• _TO DO_
In the USB auto-passthrough write-up below, condense the paragraph beginning "I do all of my PC gaming" into two or three sentences, keeping its main facts.

• _GIVEN PASSAGE_
───

KVM USB Auto-Passthrough

I do all of my PC gaming on a Windows VM which I run on a Linux host running KVM. With a new gaming monitor on the way, I got the idea of using a DisplayPort/USB switcher to switch my keyboard, mouse, and monitor between my laptop and Windows VM (via KVM's USB passthrough). That way I can connect the monitor directly to the Windows VM and use its 144 Hz refresh rate instead of being stuck at what Linux is displaying along with the 30 or 60 fps provided by Parsec.

Before I buy that USB switcher, I need to make sure that I can have my USB devices to auto-connect to the VM when they get connected to my Linux host.

Through my cursory searching I couldn't find a way native to libvirt/qemu to do this, so udev to the rescue! Through udev rules, I'm able to detect when a device matching some parameters is connected, and then run a command. This command will get a bunch of environment variables set from udev. The interesting ones to us are:

  • ACTION - add, remove, etc.

───

• _ENTRIES SUPPLIED_
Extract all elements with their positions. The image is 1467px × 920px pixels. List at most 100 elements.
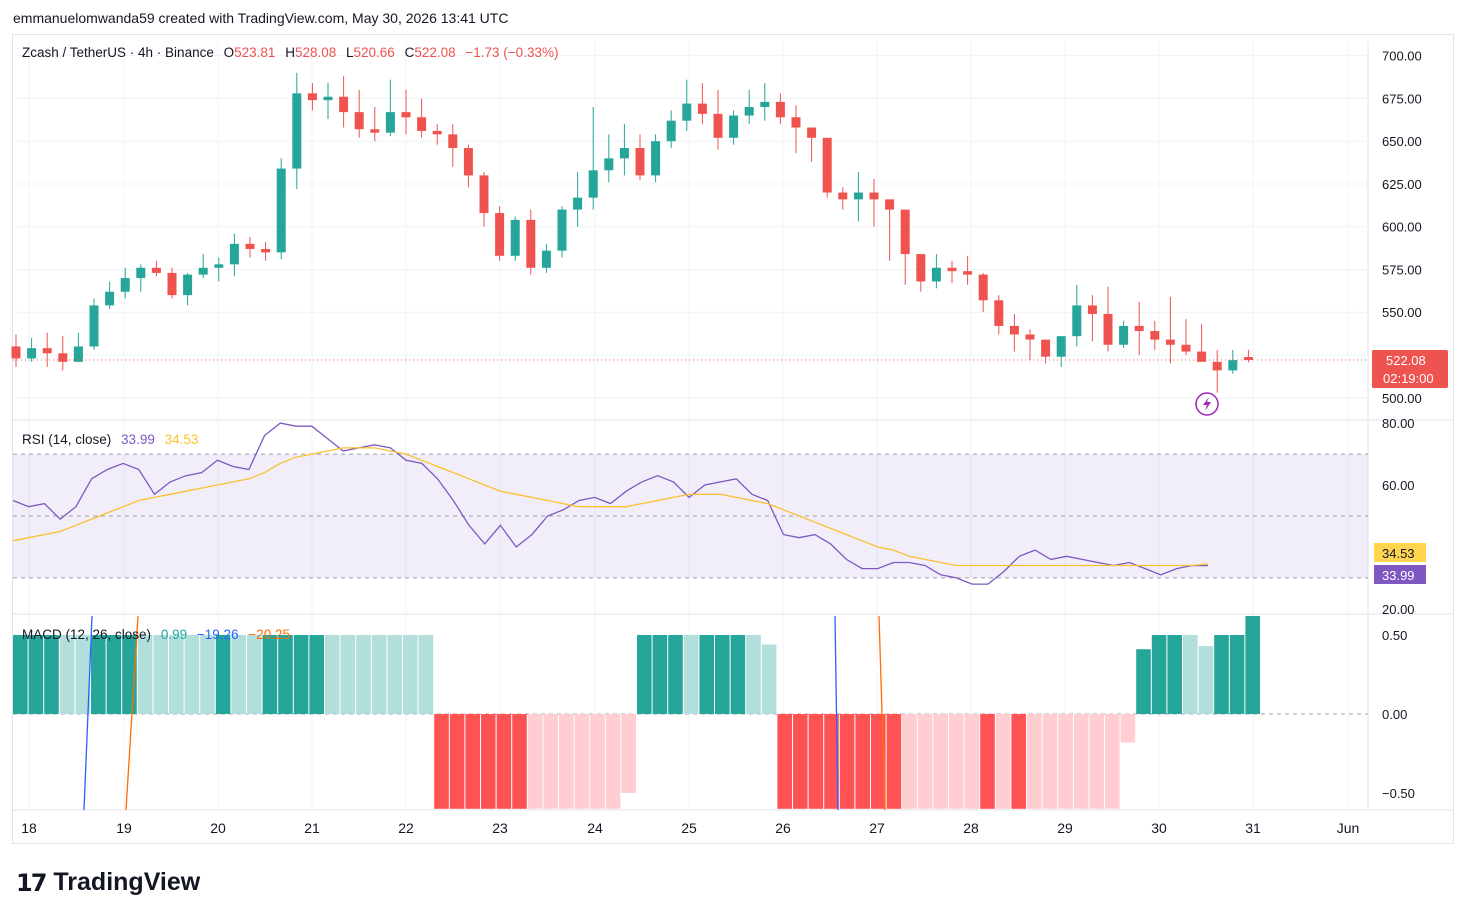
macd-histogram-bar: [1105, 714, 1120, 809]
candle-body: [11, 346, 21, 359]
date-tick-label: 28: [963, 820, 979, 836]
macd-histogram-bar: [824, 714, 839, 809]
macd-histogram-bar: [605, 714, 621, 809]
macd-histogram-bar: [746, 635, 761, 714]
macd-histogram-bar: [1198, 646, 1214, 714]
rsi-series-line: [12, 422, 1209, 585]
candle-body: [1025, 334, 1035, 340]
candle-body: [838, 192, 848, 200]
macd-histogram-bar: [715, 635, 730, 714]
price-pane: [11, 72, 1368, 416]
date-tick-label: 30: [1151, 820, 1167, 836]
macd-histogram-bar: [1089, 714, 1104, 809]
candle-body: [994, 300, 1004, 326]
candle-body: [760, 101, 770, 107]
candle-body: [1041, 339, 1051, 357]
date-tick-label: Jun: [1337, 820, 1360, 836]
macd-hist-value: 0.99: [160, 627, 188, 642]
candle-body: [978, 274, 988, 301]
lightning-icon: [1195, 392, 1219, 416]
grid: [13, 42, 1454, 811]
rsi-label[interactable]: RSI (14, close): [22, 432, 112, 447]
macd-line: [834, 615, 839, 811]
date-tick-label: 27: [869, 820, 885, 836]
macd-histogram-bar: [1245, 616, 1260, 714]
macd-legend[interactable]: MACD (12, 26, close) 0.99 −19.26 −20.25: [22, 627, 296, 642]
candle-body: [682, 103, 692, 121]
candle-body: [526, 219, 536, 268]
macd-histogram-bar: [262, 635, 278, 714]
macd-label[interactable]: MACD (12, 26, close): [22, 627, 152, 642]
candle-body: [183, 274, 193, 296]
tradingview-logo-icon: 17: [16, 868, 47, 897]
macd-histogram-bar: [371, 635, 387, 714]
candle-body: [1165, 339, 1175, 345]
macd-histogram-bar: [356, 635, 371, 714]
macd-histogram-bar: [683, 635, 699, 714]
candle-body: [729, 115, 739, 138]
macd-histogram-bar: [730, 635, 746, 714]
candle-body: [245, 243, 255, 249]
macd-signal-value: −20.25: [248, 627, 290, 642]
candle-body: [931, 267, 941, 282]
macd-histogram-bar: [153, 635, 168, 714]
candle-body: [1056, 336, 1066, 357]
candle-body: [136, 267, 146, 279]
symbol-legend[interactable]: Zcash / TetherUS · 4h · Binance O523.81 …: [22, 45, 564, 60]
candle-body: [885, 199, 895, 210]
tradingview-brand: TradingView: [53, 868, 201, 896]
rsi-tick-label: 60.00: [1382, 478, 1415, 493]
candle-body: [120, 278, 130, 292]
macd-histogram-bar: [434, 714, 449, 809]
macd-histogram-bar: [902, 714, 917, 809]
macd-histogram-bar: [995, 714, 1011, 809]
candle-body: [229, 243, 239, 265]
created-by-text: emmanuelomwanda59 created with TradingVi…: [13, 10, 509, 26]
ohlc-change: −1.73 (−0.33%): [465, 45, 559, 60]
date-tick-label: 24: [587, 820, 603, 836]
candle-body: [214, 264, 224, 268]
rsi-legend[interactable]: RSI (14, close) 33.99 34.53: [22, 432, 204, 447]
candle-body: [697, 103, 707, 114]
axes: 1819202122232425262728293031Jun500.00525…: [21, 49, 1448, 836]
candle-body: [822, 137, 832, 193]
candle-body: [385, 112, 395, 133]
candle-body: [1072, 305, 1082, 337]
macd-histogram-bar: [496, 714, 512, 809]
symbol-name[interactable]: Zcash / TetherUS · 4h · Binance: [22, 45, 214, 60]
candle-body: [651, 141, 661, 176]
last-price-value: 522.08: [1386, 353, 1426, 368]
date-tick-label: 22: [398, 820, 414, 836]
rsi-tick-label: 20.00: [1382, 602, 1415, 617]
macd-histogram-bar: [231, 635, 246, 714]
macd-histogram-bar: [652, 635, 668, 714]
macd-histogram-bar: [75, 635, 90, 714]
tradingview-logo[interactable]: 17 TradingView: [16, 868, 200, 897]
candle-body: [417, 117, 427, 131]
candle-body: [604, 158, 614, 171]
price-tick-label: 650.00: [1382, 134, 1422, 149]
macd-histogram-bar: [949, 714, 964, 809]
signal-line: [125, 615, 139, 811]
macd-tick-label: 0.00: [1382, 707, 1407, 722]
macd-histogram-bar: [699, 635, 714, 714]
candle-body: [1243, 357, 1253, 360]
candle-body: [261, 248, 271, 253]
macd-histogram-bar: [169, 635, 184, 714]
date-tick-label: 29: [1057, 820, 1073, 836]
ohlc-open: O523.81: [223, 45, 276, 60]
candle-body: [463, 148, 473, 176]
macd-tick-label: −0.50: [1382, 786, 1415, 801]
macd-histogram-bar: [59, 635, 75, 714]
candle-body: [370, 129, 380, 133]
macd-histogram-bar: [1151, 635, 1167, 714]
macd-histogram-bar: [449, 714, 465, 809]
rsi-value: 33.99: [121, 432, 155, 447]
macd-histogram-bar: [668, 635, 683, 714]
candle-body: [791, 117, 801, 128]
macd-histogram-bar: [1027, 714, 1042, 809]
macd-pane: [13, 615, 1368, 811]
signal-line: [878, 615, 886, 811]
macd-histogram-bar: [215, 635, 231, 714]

───

• _PROBLEM SOLUTION_
All PC gaming happens on a Windows VM running on a Linux host with KVM. With a new gaming monitor coming, the plan is to use a DisplayPort/USB switcher to move the keyboard, mouse, and monitor between a laptop and the Windows VM through KVM's USB passthrough. Connecting the monitor directly to the VM would allow its 144 Hz refresh rate instead of what Linux displays and the 30 or 60 fps from Parsec.